STATED EXERCISE:
Set down every entry word for word. Omit the pictures.

### RECORDS FOR THE TASK

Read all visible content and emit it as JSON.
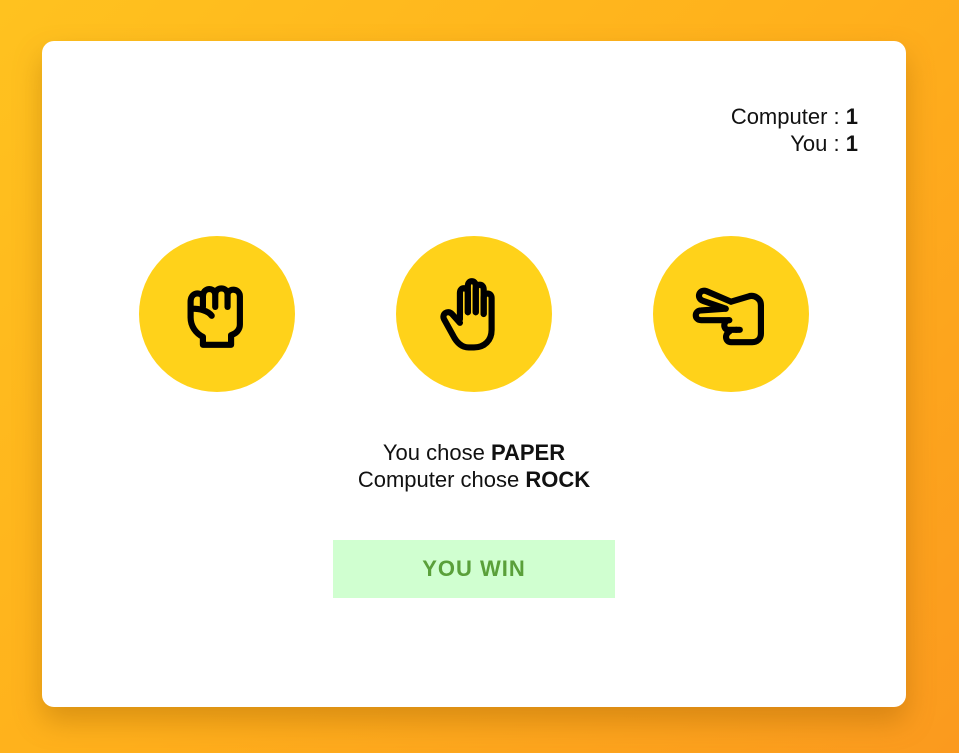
{
  "score": {
    "computer_label": "Computer : ",
    "computer_value": "1",
    "you_label": "You : ",
    "you_value": "1"
  },
  "choices": [
    {
      "name": "rock",
      "icon": "rock-fist-icon"
    },
    {
      "name": "paper",
      "icon": "paper-hand-icon"
    },
    {
      "name": "scissors",
      "icon": "scissors-hand-icon"
    }
  ],
  "result": {
    "you_prefix": "You chose ",
    "you_choice": "PAPER",
    "computer_prefix": "Computer chose ",
    "computer_choice": "ROCK"
  },
  "verdict": "YOU WIN",
  "colors": {
    "background_start": "#ffc21f",
    "background_end": "#fb9a1e",
    "card": "#ffffff",
    "choice_circle": "#ffd21a",
    "verdict_bg": "#d0ffd0",
    "verdict_text": "#5aa03a"
  }
}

######

RESULT OF THE EXERCISE:
Read all visible content and emit it as JSON.
{
  "score": {
    "computer_label": "Computer : ",
    "computer_value": "1",
    "you_label": "You : ",
    "you_value": "1"
  },
  "choices": [
    {
      "name": "rock",
      "icon": "rock-fist-icon"
    },
    {
      "name": "paper",
      "icon": "paper-hand-icon"
    },
    {
      "name": "scissors",
      "icon": "scissors-hand-icon"
    }
  ],
  "result": {
    "you_prefix": "You chose ",
    "you_choice": "PAPER",
    "computer_prefix": "Computer chose ",
    "computer_choice": "ROCK"
  },
  "verdict": "YOU WIN",
  "colors": {
    "background_start": "#ffc21f",
    "background_end": "#fb9a1e",
    "card": "#ffffff",
    "choice_circle": "#ffd21a",
    "verdict_bg": "#d0ffd0",
    "verdict_text": "#5aa03a"
  }
}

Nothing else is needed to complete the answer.